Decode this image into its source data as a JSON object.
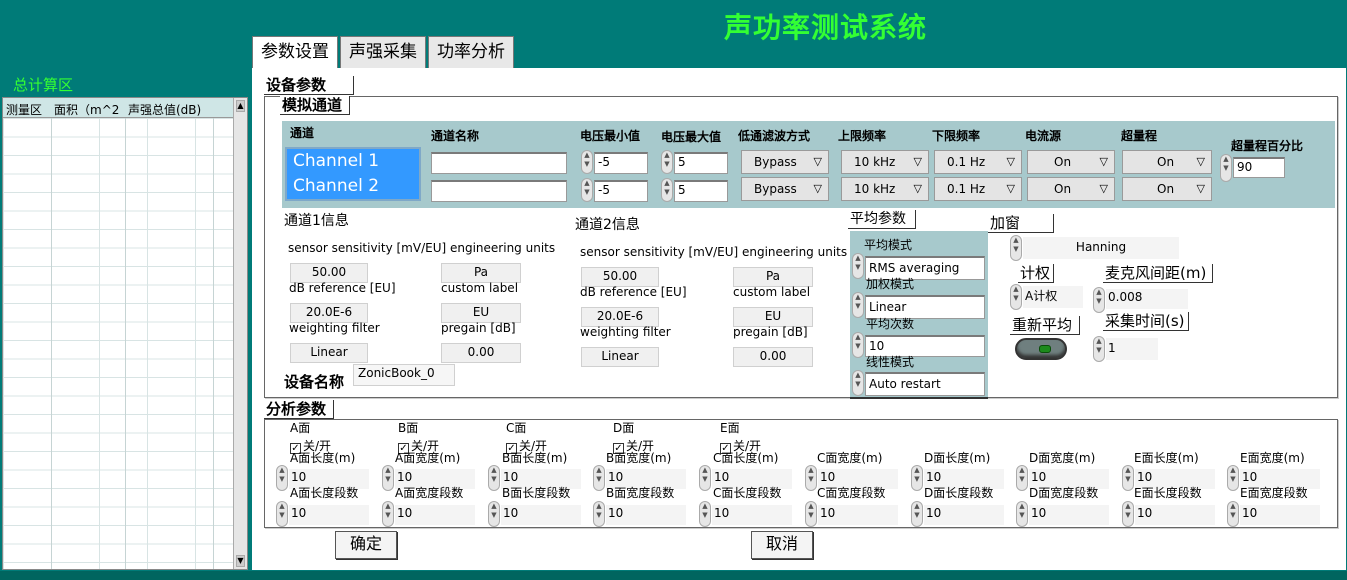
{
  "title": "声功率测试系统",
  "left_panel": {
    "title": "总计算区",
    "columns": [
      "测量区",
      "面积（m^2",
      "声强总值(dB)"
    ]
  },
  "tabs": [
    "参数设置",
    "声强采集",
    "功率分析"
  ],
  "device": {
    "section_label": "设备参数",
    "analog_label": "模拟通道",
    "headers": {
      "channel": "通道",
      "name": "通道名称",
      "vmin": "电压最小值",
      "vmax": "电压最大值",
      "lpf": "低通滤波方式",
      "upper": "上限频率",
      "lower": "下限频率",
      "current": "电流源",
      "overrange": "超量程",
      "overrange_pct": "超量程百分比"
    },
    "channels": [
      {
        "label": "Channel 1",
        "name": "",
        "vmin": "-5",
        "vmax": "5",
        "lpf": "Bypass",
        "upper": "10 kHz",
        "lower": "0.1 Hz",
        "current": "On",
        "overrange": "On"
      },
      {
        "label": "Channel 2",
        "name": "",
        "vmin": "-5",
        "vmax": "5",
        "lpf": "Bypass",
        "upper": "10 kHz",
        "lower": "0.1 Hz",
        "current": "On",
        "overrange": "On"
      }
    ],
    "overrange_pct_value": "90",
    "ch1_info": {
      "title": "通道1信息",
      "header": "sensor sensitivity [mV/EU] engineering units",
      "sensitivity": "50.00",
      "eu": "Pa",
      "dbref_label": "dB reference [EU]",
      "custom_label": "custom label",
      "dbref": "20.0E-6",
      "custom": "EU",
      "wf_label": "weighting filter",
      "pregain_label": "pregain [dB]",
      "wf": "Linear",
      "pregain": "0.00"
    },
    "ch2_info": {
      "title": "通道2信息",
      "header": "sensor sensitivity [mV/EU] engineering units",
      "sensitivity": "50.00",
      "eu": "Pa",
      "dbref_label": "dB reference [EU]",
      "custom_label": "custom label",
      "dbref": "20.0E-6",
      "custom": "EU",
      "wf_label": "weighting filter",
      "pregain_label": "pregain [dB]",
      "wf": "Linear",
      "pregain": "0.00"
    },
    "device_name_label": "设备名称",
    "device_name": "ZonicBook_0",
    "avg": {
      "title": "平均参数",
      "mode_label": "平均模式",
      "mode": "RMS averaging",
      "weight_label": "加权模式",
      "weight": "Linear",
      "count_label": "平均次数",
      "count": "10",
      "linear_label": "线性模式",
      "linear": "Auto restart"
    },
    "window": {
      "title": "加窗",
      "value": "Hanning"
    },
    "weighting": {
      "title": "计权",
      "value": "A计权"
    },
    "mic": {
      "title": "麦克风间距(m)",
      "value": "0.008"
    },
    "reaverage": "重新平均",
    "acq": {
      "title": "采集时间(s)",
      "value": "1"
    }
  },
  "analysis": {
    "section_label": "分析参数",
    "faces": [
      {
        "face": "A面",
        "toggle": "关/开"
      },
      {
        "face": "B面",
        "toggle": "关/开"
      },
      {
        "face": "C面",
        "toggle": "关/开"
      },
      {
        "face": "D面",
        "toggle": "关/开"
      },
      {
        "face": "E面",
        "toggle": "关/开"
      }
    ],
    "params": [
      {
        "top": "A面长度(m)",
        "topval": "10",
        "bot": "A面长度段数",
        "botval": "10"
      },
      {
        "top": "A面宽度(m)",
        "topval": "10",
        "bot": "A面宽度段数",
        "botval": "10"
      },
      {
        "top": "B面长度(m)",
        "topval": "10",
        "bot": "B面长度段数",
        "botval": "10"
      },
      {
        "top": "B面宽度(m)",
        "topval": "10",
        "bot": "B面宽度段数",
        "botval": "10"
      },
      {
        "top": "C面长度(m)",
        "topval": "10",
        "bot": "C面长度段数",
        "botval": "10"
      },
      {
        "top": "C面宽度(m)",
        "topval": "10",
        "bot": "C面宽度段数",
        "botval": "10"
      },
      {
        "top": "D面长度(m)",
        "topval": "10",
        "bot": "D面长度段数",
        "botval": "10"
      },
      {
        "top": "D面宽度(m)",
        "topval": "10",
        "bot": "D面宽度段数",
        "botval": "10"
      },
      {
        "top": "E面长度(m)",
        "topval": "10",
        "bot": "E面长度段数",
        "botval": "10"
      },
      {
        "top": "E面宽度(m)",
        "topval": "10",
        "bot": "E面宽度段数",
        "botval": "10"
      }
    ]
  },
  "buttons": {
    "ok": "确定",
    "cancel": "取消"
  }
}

═══

Exercise requirements - Repeat the entries exactly and keep the pictures out of the copy.

Problem solution -
Decode this image into its source data as a JSON object.
{
  "title": "声功率测试系统",
  "left_panel": {
    "title": "总计算区",
    "columns": [
      "测量区",
      "面积（m^2",
      "声强总值(dB)"
    ]
  },
  "tabs": [
    "参数设置",
    "声强采集",
    "功率分析"
  ],
  "device": {
    "section_label": "设备参数",
    "analog_label": "模拟通道",
    "headers": {
      "channel": "通道",
      "name": "通道名称",
      "vmin": "电压最小值",
      "vmax": "电压最大值",
      "lpf": "低通滤波方式",
      "upper": "上限频率",
      "lower": "下限频率",
      "current": "电流源",
      "overrange": "超量程",
      "overrange_pct": "超量程百分比"
    },
    "channels": [
      {
        "label": "Channel 1",
        "name": "",
        "vmin": "-5",
        "vmax": "5",
        "lpf": "Bypass",
        "upper": "10 kHz",
        "lower": "0.1 Hz",
        "current": "On",
        "overrange": "On"
      },
      {
        "label": "Channel 2",
        "name": "",
        "vmin": "-5",
        "vmax": "5",
        "lpf": "Bypass",
        "upper": "10 kHz",
        "lower": "0.1 Hz",
        "current": "On",
        "overrange": "On"
      }
    ],
    "overrange_pct_value": "90",
    "ch1_info": {
      "title": "通道1信息",
      "header": "sensor sensitivity [mV/EU] engineering units",
      "sensitivity": "50.00",
      "eu": "Pa",
      "dbref_label": "dB reference [EU]",
      "custom_label": "custom label",
      "dbref": "20.0E-6",
      "custom": "EU",
      "wf_label": "weighting filter",
      "pregain_label": "pregain [dB]",
      "wf": "Linear",
      "pregain": "0.00"
    },
    "ch2_info": {
      "title": "通道2信息",
      "header": "sensor sensitivity [mV/EU] engineering units",
      "sensitivity": "50.00",
      "eu": "Pa",
      "dbref_label": "dB reference [EU]",
      "custom_label": "custom label",
      "dbref": "20.0E-6",
      "custom": "EU",
      "wf_label": "weighting filter",
      "pregain_label": "pregain [dB]",
      "wf": "Linear",
      "pregain": "0.00"
    },
    "device_name_label": "设备名称",
    "device_name": "ZonicBook_0",
    "avg": {
      "title": "平均参数",
      "mode_label": "平均模式",
      "mode": "RMS averaging",
      "weight_label": "加权模式",
      "weight": "Linear",
      "count_label": "平均次数",
      "count": "10",
      "linear_label": "线性模式",
      "linear": "Auto restart"
    },
    "window": {
      "title": "加窗",
      "value": "Hanning"
    },
    "weighting": {
      "title": "计权",
      "value": "A计权"
    },
    "mic": {
      "title": "麦克风间距(m)",
      "value": "0.008"
    },
    "reaverage": "重新平均",
    "acq": {
      "title": "采集时间(s)",
      "value": "1"
    }
  },
  "analysis": {
    "section_label": "分析参数",
    "faces": [
      {
        "face": "A面",
        "toggle": "关/开"
      },
      {
        "face": "B面",
        "toggle": "关/开"
      },
      {
        "face": "C面",
        "toggle": "关/开"
      },
      {
        "face": "D面",
        "toggle": "关/开"
      },
      {
        "face": "E面",
        "toggle": "关/开"
      }
    ],
    "params": [
      {
        "top": "A面长度(m)",
        "topval": "10",
        "bot": "A面长度段数",
        "botval": "10"
      },
      {
        "top": "A面宽度(m)",
        "topval": "10",
        "bot": "A面宽度段数",
        "botval": "10"
      },
      {
        "top": "B面长度(m)",
        "topval": "10",
        "bot": "B面长度段数",
        "botval": "10"
      },
      {
        "top": "B面宽度(m)",
        "topval": "10",
        "bot": "B面宽度段数",
        "botval": "10"
      },
      {
        "top": "C面长度(m)",
        "topval": "10",
        "bot": "C面长度段数",
        "botval": "10"
      },
      {
        "top": "C面宽度(m)",
        "topval": "10",
        "bot": "C面宽度段数",
        "botval": "10"
      },
      {
        "top": "D面长度(m)",
        "topval": "10",
        "bot": "D面长度段数",
        "botval": "10"
      },
      {
        "top": "D面宽度(m)",
        "topval": "10",
        "bot": "D面宽度段数",
        "botval": "10"
      },
      {
        "top": "E面长度(m)",
        "topval": "10",
        "bot": "E面长度段数",
        "botval": "10"
      },
      {
        "top": "E面宽度(m)",
        "topval": "10",
        "bot": "E面宽度段数",
        "botval": "10"
      }
    ]
  },
  "buttons": {
    "ok": "确定",
    "cancel": "取消"
  }
}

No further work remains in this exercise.